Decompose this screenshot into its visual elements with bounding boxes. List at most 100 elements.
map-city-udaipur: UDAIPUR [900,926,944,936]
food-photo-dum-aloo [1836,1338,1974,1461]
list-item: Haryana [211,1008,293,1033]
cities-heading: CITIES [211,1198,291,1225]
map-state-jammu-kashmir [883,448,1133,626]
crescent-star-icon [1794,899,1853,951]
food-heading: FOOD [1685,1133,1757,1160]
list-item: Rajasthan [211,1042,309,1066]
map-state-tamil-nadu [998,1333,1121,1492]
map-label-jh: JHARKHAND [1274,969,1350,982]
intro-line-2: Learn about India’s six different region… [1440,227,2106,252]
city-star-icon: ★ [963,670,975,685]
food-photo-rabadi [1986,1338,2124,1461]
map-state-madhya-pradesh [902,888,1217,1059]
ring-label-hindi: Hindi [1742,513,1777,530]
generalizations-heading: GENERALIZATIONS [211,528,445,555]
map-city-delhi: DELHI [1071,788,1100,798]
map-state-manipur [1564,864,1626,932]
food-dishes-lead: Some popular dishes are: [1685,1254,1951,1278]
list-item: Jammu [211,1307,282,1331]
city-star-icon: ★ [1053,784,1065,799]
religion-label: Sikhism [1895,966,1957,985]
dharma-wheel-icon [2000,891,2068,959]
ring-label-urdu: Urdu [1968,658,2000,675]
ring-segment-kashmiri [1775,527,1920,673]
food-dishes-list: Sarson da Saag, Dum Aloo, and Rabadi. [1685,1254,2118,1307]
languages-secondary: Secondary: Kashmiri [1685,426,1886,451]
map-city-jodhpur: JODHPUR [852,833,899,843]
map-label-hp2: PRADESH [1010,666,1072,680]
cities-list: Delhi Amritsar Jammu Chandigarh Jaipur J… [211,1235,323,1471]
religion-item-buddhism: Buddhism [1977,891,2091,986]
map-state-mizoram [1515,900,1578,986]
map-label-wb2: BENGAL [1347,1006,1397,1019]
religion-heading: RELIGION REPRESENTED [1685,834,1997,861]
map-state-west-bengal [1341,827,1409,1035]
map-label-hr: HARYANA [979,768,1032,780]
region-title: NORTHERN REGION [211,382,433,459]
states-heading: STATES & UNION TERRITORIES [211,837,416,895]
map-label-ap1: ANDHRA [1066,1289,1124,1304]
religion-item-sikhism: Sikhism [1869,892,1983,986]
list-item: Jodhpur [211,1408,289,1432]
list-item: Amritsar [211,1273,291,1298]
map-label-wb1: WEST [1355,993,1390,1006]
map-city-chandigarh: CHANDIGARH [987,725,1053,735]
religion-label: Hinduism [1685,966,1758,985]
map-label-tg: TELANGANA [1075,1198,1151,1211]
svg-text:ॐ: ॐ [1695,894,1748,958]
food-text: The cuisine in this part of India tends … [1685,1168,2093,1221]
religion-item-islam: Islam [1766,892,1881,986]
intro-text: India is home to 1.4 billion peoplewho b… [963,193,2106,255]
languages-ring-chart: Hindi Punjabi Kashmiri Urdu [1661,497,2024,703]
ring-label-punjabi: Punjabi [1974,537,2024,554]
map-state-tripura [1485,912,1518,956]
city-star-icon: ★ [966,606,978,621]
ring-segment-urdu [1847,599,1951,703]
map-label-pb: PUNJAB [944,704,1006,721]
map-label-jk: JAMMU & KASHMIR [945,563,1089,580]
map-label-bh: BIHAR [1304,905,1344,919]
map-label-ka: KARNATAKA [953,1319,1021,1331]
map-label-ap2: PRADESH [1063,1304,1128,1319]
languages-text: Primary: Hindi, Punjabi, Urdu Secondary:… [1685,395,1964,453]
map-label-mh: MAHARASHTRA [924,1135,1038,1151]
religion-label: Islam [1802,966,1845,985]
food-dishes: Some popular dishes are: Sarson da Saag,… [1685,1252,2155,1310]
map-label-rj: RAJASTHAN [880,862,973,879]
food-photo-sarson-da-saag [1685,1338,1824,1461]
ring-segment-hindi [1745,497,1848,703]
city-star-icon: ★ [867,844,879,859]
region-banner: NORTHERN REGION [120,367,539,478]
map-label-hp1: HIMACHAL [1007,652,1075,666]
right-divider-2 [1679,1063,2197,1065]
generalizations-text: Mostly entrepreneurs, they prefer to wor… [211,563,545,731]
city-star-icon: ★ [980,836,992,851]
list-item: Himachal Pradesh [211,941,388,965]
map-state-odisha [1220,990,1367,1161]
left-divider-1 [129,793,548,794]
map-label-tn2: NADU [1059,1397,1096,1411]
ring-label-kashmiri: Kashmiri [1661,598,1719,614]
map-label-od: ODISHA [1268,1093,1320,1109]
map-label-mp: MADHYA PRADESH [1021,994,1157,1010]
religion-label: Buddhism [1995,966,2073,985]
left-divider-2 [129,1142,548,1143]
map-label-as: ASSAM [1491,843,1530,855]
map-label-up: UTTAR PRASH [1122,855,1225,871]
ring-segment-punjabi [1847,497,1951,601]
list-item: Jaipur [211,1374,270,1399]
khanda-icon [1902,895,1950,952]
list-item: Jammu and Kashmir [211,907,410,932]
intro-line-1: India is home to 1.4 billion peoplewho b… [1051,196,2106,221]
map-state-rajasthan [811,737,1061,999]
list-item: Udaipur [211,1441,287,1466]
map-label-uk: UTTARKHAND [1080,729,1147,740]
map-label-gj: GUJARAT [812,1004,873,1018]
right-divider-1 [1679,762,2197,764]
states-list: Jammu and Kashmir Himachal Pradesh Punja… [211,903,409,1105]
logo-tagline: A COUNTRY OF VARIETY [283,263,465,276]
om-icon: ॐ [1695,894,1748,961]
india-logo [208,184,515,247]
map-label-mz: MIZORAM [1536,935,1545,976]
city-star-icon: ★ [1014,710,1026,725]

+ + +

> Aim of the exercise: Filter the lines above down to those that contain the word "popular", copying each match in full.

> Completed task:
food-dishes-lead: Some popular dishes are: [1685,1254,1951,1278]
food-dishes: Some popular dishes are: Sarson da Saag,… [1685,1252,2155,1310]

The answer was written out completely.